------ Dataset content

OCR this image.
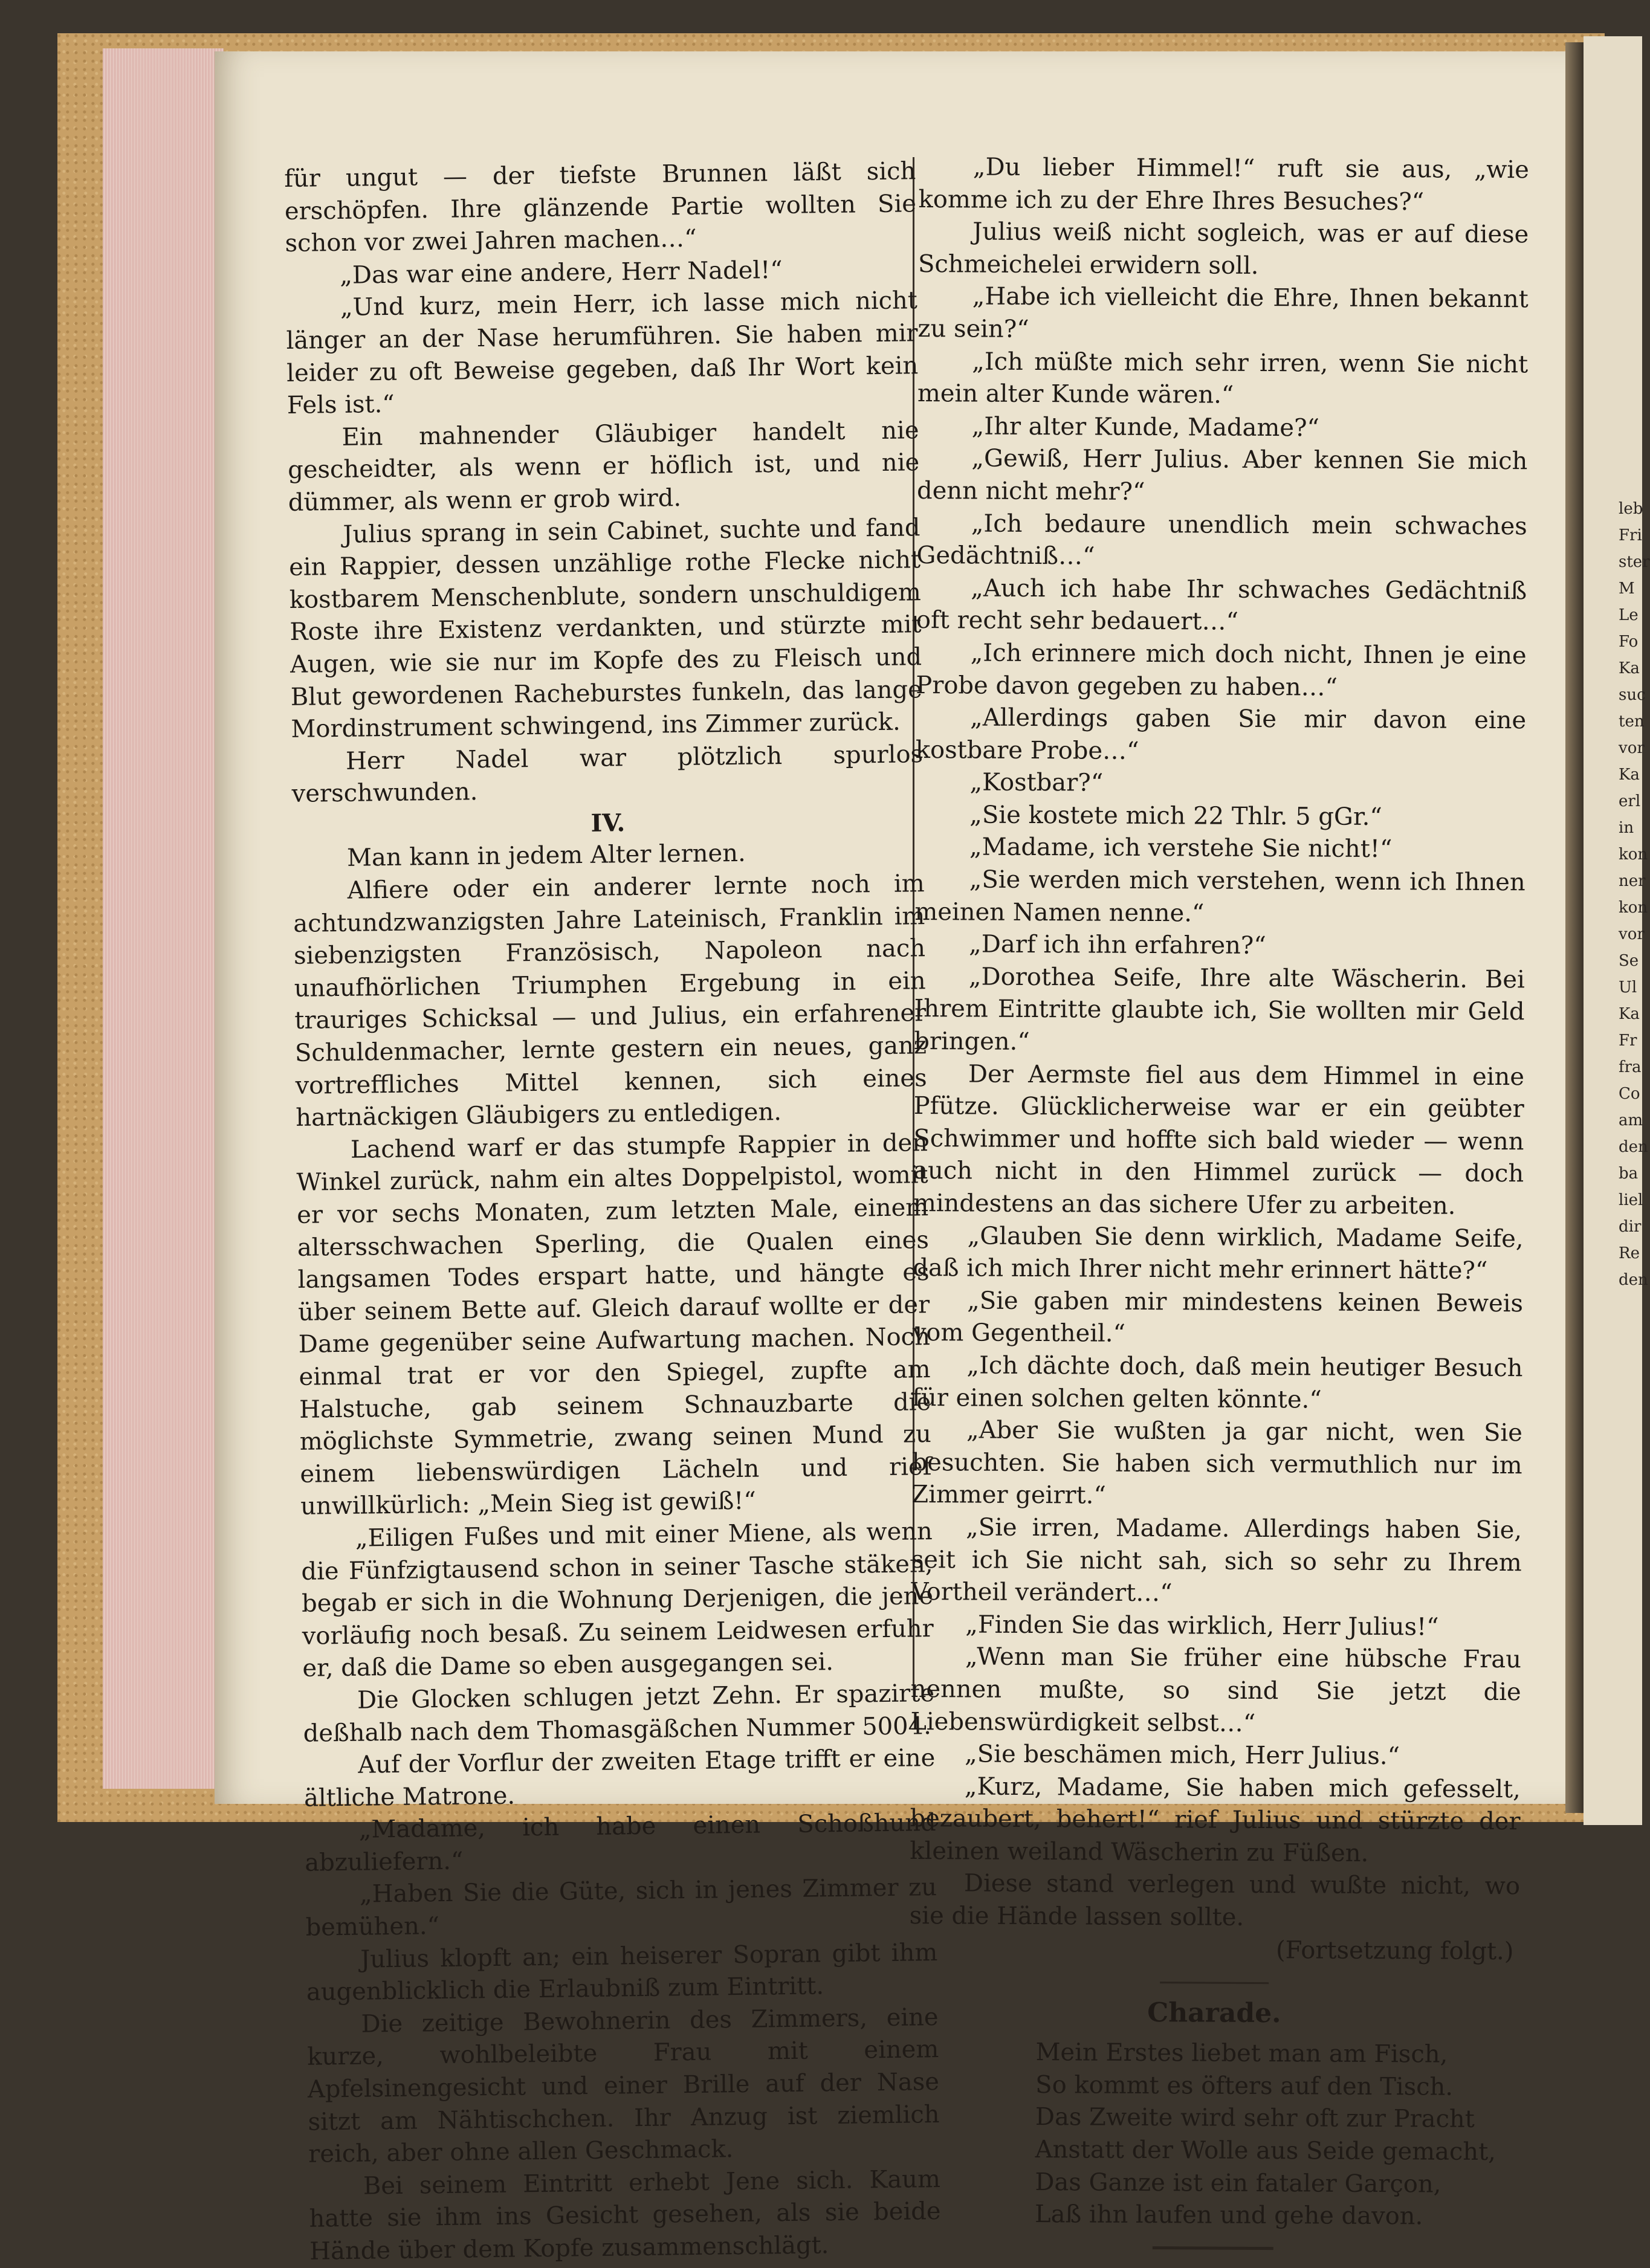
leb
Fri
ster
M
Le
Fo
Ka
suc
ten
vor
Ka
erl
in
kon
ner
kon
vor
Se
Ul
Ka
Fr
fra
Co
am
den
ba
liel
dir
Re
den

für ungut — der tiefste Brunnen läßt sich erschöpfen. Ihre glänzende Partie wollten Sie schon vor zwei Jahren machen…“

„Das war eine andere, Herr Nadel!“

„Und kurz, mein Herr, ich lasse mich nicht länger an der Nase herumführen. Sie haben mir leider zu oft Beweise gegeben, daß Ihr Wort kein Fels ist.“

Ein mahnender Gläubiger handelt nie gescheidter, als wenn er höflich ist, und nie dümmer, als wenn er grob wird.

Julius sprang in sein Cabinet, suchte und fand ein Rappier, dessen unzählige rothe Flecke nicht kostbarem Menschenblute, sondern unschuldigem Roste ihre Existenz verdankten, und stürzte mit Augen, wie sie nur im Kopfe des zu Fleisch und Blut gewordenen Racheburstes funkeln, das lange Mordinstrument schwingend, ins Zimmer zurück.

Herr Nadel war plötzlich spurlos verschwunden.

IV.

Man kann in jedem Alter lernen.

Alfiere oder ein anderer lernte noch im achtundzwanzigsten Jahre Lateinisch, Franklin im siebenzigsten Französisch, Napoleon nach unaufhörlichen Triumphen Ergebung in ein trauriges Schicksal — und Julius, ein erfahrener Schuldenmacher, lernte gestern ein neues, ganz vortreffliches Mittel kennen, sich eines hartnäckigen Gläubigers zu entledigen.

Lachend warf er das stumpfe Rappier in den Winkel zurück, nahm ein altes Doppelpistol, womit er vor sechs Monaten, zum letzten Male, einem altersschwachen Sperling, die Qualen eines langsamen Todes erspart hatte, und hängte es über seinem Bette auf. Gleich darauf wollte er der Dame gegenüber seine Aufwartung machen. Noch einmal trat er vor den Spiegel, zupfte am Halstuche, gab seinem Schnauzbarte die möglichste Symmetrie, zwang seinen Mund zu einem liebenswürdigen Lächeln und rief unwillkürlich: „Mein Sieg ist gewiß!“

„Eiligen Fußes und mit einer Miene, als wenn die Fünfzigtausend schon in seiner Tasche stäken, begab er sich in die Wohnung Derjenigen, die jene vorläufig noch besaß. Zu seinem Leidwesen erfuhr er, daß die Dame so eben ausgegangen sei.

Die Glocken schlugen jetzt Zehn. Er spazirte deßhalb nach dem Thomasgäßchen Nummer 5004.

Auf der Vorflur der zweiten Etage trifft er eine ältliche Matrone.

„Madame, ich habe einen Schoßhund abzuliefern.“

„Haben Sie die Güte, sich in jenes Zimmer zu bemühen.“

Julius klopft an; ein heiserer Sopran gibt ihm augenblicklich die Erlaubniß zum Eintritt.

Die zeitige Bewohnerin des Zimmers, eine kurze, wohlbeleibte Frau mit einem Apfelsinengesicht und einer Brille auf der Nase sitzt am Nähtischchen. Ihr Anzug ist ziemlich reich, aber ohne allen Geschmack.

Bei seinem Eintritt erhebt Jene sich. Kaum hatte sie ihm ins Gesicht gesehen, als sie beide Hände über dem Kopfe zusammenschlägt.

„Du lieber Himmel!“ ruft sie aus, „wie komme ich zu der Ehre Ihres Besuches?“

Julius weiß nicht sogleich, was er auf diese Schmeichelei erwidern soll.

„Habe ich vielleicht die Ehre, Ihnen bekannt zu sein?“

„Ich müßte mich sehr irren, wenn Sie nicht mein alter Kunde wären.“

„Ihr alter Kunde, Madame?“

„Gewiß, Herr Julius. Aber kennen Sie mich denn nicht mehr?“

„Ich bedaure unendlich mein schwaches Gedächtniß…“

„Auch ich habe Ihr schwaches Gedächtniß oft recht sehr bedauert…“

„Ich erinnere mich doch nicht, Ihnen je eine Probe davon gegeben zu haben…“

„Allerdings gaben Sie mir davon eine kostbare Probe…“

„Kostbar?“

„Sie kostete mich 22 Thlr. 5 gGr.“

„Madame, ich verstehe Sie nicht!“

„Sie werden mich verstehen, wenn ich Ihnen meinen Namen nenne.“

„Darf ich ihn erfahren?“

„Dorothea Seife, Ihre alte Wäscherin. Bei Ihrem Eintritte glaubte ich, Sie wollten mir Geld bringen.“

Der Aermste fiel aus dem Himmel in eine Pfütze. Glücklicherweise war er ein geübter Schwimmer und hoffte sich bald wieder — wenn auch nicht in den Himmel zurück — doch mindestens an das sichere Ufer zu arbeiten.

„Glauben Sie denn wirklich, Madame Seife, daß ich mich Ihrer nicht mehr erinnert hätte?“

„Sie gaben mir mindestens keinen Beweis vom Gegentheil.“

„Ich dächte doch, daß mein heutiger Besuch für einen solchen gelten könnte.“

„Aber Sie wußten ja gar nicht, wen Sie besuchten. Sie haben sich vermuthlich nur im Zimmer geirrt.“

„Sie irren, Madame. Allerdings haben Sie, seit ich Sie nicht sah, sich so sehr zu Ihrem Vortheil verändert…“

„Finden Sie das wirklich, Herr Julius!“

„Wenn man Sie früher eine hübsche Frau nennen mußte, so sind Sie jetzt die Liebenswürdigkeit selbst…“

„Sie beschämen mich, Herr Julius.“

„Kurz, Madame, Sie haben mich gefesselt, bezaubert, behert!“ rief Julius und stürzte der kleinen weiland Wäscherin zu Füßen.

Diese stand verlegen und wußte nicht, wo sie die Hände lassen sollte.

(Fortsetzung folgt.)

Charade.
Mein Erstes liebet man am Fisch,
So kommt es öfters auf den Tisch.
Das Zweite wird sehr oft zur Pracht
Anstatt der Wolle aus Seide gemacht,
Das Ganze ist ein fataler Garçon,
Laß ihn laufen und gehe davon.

------------

Across the entries, how many lines contain "machen"? Reply with the number only.

2